>> START

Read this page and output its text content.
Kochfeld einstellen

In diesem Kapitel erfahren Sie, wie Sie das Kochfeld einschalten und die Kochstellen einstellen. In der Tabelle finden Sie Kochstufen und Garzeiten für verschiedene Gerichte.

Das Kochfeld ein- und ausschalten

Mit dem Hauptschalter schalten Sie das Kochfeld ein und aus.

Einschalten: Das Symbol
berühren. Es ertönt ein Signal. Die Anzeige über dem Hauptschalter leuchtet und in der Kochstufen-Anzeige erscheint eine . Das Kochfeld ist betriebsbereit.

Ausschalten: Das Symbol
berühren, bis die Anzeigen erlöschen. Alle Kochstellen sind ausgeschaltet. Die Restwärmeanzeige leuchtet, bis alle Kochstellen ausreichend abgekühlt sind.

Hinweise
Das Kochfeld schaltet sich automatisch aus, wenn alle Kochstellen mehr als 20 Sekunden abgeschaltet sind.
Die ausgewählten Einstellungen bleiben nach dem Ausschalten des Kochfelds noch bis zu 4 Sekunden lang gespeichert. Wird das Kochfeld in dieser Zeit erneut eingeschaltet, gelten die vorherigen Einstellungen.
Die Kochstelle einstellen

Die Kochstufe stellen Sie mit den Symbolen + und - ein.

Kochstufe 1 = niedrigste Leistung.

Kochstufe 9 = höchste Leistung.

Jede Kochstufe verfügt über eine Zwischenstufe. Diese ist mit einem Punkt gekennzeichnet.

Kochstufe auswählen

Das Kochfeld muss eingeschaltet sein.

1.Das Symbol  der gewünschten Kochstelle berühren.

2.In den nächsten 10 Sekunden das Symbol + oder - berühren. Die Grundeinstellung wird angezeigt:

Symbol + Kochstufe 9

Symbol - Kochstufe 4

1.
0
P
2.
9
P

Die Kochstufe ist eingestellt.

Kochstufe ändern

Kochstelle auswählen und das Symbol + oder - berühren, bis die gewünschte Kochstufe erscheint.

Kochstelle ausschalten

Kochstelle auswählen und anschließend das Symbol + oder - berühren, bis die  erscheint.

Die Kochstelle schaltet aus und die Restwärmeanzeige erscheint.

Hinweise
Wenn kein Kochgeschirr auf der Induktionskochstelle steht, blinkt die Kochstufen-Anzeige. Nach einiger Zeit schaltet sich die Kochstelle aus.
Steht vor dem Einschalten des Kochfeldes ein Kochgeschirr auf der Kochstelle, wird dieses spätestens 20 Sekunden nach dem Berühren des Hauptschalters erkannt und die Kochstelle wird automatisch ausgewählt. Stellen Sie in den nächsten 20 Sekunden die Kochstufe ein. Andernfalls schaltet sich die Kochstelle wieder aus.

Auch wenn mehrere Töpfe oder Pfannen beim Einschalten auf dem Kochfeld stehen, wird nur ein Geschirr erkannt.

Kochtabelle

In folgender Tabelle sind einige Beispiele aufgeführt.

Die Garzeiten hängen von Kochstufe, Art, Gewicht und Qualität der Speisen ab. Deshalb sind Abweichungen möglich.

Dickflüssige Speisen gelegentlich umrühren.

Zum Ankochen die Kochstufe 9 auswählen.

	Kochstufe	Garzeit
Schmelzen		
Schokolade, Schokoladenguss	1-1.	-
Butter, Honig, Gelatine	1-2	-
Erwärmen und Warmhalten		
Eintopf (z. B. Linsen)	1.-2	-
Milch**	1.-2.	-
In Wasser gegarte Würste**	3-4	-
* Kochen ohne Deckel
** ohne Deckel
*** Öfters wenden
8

>> END

§ WRITTEN INSTRUCTION
Return all of the entries exactly as written.

§ RESPONSE TO THIS EXERCISE
Read this page and output its text content.
Kochfeld einstellen

In diesem Kapitel erfahren Sie, wie Sie das Kochfeld einschalten und die Kochstellen einstellen. In der Tabelle finden Sie Kochstufen und Garzeiten für verschiedene Gerichte.

Das Kochfeld ein- und ausschalten

Mit dem Hauptschalter schalten Sie das Kochfeld ein und aus.

Einschalten: Das Symbol
berühren. Es ertönt ein Signal. Die Anzeige über dem Hauptschalter leuchtet und in der Kochstufen-Anzeige erscheint eine . Das Kochfeld ist betriebsbereit.

Ausschalten: Das Symbol
berühren, bis die Anzeigen erlöschen. Alle Kochstellen sind ausgeschaltet. Die Restwärmeanzeige leuchtet, bis alle Kochstellen ausreichend abgekühlt sind.

Hinweise
Das Kochfeld schaltet sich automatisch aus, wenn alle Kochstellen mehr als 20 Sekunden abgeschaltet sind.
Die ausgewählten Einstellungen bleiben nach dem Ausschalten des Kochfelds noch bis zu 4 Sekunden lang gespeichert. Wird das Kochfeld in dieser Zeit erneut eingeschaltet, gelten die vorherigen Einstellungen.
Die Kochstelle einstellen

Die Kochstufe stellen Sie mit den Symbolen + und - ein.

Kochstufe 1 = niedrigste Leistung.

Kochstufe 9 = höchste Leistung.

Jede Kochstufe verfügt über eine Zwischenstufe. Diese ist mit einem Punkt gekennzeichnet.

Kochstufe auswählen

Das Kochfeld muss eingeschaltet sein.

1.Das Symbol  der gewünschten Kochstelle berühren.

2.In den nächsten 10 Sekunden das Symbol + oder - berühren. Die Grundeinstellung wird angezeigt:

Symbol + Kochstufe 9

Symbol - Kochstufe 4

1.
0
P
2.
9
P

Die Kochstufe ist eingestellt.

Kochstufe ändern

Kochstelle auswählen und das Symbol + oder - berühren, bis die gewünschte Kochstufe erscheint.

Kochstelle ausschalten

Kochstelle auswählen und anschließend das Symbol + oder - berühren, bis die  erscheint.

Die Kochstelle schaltet aus und die Restwärmeanzeige erscheint.

Hinweise
Wenn kein Kochgeschirr auf der Induktionskochstelle steht, blinkt die Kochstufen-Anzeige. Nach einiger Zeit schaltet sich die Kochstelle aus.
Steht vor dem Einschalten des Kochfeldes ein Kochgeschirr auf der Kochstelle, wird dieses spätestens 20 Sekunden nach dem Berühren des Hauptschalters erkannt und die Kochstelle wird automatisch ausgewählt. Stellen Sie in den nächsten 20 Sekunden die Kochstufe ein. Andernfalls schaltet sich die Kochstelle wieder aus.

Auch wenn mehrere Töpfe oder Pfannen beim Einschalten auf dem Kochfeld stehen, wird nur ein Geschirr erkannt.

Kochtabelle

In folgender Tabelle sind einige Beispiele aufgeführt.

Die Garzeiten hängen von Kochstufe, Art, Gewicht und Qualität der Speisen ab. Deshalb sind Abweichungen möglich.

Dickflüssige Speisen gelegentlich umrühren.

Zum Ankochen die Kochstufe 9 auswählen.

	Kochstufe	Garzeit
Schmelzen		
Schokolade, Schokoladenguss	1-1.	-
Butter, Honig, Gelatine	1-2	-
Erwärmen und Warmhalten		
Eintopf (z. B. Linsen)	1.-2	-
Milch**	1.-2.	-
In Wasser gegarte Würste**	3-4	-
* Kochen ohne Deckel
** ohne Deckel
*** Öfters wenden
8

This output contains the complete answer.